Dataset entries>
○ ○ ○ ○ ○ ○ ○

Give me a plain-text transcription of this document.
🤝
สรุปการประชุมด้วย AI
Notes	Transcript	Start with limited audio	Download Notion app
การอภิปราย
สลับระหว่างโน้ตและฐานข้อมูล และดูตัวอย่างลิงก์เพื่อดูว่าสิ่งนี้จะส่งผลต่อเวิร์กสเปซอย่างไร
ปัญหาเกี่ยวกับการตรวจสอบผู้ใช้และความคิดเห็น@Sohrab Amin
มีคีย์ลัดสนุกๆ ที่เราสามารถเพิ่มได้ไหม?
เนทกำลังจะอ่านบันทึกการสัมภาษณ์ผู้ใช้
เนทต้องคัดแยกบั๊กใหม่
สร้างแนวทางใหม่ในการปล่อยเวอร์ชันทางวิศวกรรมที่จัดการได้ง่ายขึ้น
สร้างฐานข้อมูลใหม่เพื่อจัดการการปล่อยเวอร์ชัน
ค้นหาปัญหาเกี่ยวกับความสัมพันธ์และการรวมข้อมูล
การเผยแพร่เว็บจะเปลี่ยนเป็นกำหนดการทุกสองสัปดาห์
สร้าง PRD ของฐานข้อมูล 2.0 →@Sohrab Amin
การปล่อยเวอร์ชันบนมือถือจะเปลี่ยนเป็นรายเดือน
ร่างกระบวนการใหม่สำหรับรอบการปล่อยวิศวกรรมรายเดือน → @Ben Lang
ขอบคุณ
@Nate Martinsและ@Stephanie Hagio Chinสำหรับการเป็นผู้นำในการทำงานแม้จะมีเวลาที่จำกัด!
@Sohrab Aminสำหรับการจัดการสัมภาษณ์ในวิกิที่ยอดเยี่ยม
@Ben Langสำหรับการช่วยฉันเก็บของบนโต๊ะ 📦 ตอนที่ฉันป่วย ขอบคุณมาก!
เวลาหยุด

○ ○ ○ ○ ○ ○ ○

Task to complete> Copy all lines of the listing above that contain the string "ญหาเก".

Task result>
ปัญหาเกี่ยวกับการตรวจสอบผู้ใช้และความคิดเห็น@Sohrab Amin
ค้นหาปัญหาเกี่ยวกับความสัมพันธ์และการรวมข้อมูล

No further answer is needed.